#### WRITTEN EXERCISE
Each entry has to be copied exactly, with nothing missed.

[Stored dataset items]
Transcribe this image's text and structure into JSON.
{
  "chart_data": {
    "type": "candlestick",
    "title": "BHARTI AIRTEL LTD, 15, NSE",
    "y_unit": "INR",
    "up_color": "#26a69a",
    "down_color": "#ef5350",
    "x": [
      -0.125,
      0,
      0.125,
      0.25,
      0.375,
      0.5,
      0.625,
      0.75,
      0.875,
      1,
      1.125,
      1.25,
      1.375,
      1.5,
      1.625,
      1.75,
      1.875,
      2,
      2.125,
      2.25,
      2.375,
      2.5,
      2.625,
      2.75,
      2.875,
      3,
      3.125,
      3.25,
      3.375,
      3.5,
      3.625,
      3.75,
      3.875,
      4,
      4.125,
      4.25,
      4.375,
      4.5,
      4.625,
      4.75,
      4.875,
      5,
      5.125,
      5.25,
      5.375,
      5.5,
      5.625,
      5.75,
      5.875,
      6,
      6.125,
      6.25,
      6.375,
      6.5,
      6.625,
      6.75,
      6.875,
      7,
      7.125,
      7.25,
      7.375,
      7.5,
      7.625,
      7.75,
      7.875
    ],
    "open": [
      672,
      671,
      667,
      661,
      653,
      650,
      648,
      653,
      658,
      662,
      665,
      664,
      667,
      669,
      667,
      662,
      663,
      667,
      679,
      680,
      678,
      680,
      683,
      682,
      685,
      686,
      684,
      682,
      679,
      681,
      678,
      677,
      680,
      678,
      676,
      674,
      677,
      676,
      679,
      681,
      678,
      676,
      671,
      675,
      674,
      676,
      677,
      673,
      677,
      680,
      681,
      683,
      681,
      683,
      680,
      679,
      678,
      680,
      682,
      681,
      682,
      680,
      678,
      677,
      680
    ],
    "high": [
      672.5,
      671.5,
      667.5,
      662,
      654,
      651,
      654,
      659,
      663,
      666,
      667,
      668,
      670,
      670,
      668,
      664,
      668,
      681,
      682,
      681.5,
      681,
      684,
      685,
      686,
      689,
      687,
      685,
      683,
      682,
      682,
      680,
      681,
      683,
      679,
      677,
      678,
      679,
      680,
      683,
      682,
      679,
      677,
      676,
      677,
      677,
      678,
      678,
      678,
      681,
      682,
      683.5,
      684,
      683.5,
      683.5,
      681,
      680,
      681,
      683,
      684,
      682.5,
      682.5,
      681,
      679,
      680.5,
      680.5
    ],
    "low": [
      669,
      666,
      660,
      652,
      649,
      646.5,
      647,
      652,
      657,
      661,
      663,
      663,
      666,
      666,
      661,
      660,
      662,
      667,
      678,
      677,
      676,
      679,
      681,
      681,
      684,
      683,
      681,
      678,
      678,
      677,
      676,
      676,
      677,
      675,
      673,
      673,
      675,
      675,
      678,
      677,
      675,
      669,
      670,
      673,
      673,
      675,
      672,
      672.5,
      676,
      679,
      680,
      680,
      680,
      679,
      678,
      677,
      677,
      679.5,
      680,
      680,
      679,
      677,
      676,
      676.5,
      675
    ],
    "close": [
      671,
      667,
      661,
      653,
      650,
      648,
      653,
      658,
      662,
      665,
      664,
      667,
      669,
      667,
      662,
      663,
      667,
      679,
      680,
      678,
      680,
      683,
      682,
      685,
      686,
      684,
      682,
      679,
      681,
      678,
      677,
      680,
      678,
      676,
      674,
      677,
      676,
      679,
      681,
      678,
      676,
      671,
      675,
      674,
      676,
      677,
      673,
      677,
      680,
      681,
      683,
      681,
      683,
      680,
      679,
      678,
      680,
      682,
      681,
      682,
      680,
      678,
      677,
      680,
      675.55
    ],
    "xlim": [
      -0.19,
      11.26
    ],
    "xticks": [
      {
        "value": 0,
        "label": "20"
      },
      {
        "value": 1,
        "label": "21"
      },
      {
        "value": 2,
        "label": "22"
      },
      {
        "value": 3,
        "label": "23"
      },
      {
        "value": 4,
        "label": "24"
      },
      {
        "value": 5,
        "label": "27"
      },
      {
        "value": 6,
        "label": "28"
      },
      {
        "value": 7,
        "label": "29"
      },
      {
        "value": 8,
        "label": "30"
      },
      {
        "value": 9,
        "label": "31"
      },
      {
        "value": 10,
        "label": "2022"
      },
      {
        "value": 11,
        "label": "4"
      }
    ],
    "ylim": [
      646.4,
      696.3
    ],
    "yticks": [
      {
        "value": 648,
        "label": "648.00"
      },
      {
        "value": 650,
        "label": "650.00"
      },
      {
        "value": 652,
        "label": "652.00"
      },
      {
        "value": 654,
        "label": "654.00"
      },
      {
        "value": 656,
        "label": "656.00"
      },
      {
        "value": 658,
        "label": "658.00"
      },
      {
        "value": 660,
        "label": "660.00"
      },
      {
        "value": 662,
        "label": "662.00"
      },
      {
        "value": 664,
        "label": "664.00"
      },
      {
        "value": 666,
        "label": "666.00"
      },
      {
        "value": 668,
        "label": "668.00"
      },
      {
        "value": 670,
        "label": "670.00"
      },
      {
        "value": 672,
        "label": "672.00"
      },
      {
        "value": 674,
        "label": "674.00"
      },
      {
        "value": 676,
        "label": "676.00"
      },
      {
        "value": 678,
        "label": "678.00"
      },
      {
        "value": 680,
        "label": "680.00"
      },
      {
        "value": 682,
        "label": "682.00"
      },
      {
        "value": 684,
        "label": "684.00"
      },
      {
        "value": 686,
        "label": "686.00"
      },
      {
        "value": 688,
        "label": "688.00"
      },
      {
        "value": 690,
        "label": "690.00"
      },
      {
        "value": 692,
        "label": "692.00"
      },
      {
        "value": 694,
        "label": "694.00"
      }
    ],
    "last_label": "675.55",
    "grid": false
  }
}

#### RESULT OF THIS EXERCISE
Transcribe this image's text and structure into JSON.
{
  "chart_data": {
    "type": "candlestick",
    "title": "BHARTI AIRTEL LTD, 15, NSE",
    "y_unit": "INR",
    "up_color": "#26a69a",
    "down_color": "#ef5350",
    "x": [
      -0.125,
      0,
      0.125,
      0.25,
      0.375,
      0.5,
      0.625,
      0.75,
      0.875,
      1,
      1.125,
      1.25,
      1.375,
      1.5,
      1.625,
      1.75,
      1.875,
      2,
      2.125,
      2.25,
      2.375,
      2.5,
      2.625,
      2.75,
      2.875,
      3,
      3.125,
      3.25,
      3.375,
      3.5,
      3.625,
      3.75,
      3.875,
      4,
      4.125,
      4.25,
      4.375,
      4.5,
      4.625,
      4.75,
      4.875,
      5,
      5.125,
      5.25,
      5.375,
      5.5,
      5.625,
      5.75,
      5.875,
      6,
      6.125,
      6.25,
      6.375,
      6.5,
      6.625,
      6.75,
      6.875,
      7,
      7.125,
      7.25,
      7.375,
      7.5,
      7.625,
      7.75,
      7.875
    ],
    "open": [
      672,
      671,
      667,
      661,
      653,
      650,
      648,
      653,
      658,
      662,
      665,
      664,
      667,
      669,
      667,
      662,
      663,
      667,
      679,
      680,
      678,
      680,
      683,
      682,
      685,
      686,
      684,
      682,
      679,
      681,
      678,
      677,
      680,
      678,
      676,
      674,
      677,
      676,
      679,
      681,
      678,
      676,
      671,
      675,
      674,
      676,
      677,
      673,
      677,
      680,
      681,
      683,
      681,
      683,
      680,
      679,
      678,
      680,
      682,
      681,
      682,
      680,
      678,
      677,
      680
    ],
    "high": [
      672.5,
      671.5,
      667.5,
      662,
      654,
      651,
      654,
      659,
      663,
      666,
      667,
      668,
      670,
      670,
      668,
      664,
      668,
      681,
      682,
      681.5,
      681,
      684,
      685,
      686,
      689,
      687,
      685,
      683,
      682,
      682,
      680,
      681,
      683,
      679,
      677,
      678,
      679,
      680,
      683,
      682,
      679,
      677,
      676,
      677,
      677,
      678,
      678,
      678,
      681,
      682,
      683.5,
      684,
      683.5,
      683.5,
      681,
      680,
      681,
      683,
      684,
      682.5,
      682.5,
      681,
      679,
      680.5,
      680.5
    ],
    "low": [
      669,
      666,
      660,
      652,
      649,
      646.5,
      647,
      652,
      657,
      661,
      663,
      663,
      666,
      666,
      661,
      660,
      662,
      667,
      678,
      677,
      676,
      679,
      681,
      681,
      684,
      683,
      681,
      678,
      678,
      677,
      676,
      676,
      677,
      675,
      673,
      673,
      675,
      675,
      678,
      677,
      675,
      669,
      670,
      673,
      673,
      675,
      672,
      672.5,
      676,
      679,
      680,
      680,
      680,
      679,
      678,
      677,
      677,
      679.5,
      680,
      680,
      679,
      677,
      676,
      676.5,
      675
    ],
    "close": [
      671,
      667,
      661,
      653,
      650,
      648,
      653,
      658,
      662,
      665,
      664,
      667,
      669,
      667,
      662,
      663,
      667,
      679,
      680,
      678,
      680,
      683,
      682,
      685,
      686,
      684,
      682,
      679,
      681,
      678,
      677,
      680,
      678,
      676,
      674,
      677,
      676,
      679,
      681,
      678,
      676,
      671,
      675,
      674,
      676,
      677,
      673,
      677,
      680,
      681,
      683,
      681,
      683,
      680,
      679,
      678,
      680,
      682,
      681,
      682,
      680,
      678,
      677,
      680,
      675.55
    ],
    "xlim": [
      -0.19,
      11.26
    ],
    "xticks": [
      {
        "value": 0,
        "label": "20"
      },
      {
        "value": 1,
        "label": "21"
      },
      {
        "value": 2,
        "label": "22"
      },
      {
        "value": 3,
        "label": "23"
      },
      {
        "value": 4,
        "label": "24"
      },
      {
        "value": 5,
        "label": "27"
      },
      {
        "value": 6,
        "label": "28"
      },
      {
        "value": 7,
        "label": "29"
      },
      {
        "value": 8,
        "label": "30"
      },
      {
        "value": 9,
        "label": "31"
      },
      {
        "value": 10,
        "label": "2022"
      },
      {
        "value": 11,
        "label": "4"
      }
    ],
    "ylim": [
      646.4,
      696.3
    ],
    "yticks": [
      {
        "value": 648,
        "label": "648.00"
      },
      {
        "value": 650,
        "label": "650.00"
      },
      {
        "value": 652,
        "label": "652.00"
      },
      {
        "value": 654,
        "label": "654.00"
      },
      {
        "value": 656,
        "label": "656.00"
      },
      {
        "value": 658,
        "label": "658.00"
      },
      {
        "value": 660,
        "label": "660.00"
      },
      {
        "value": 662,
        "label": "662.00"
      },
      {
        "value": 664,
        "label": "664.00"
      },
      {
        "value": 666,
        "label": "666.00"
      },
      {
        "value": 668,
        "label": "668.00"
      },
      {
        "value": 670,
        "label": "670.00"
      },
      {
        "value": 672,
        "label": "672.00"
      },
      {
        "value": 674,
        "label": "674.00"
      },
      {
        "value": 676,
        "label": "676.00"
      },
      {
        "value": 678,
        "label": "678.00"
      },
      {
        "value": 680,
        "label": "680.00"
      },
      {
        "value": 682,
        "label": "682.00"
      },
      {
        "value": 684,
        "label": "684.00"
      },
      {
        "value": 686,
        "label": "686.00"
      },
      {
        "value": 688,
        "label": "688.00"
      },
      {
        "value": 690,
        "label": "690.00"
      },
      {
        "value": 692,
        "label": "692.00"
      },
      {
        "value": 694,
        "label": "694.00"
      }
    ],
    "last_label": "675.55",
    "grid": false
  }
}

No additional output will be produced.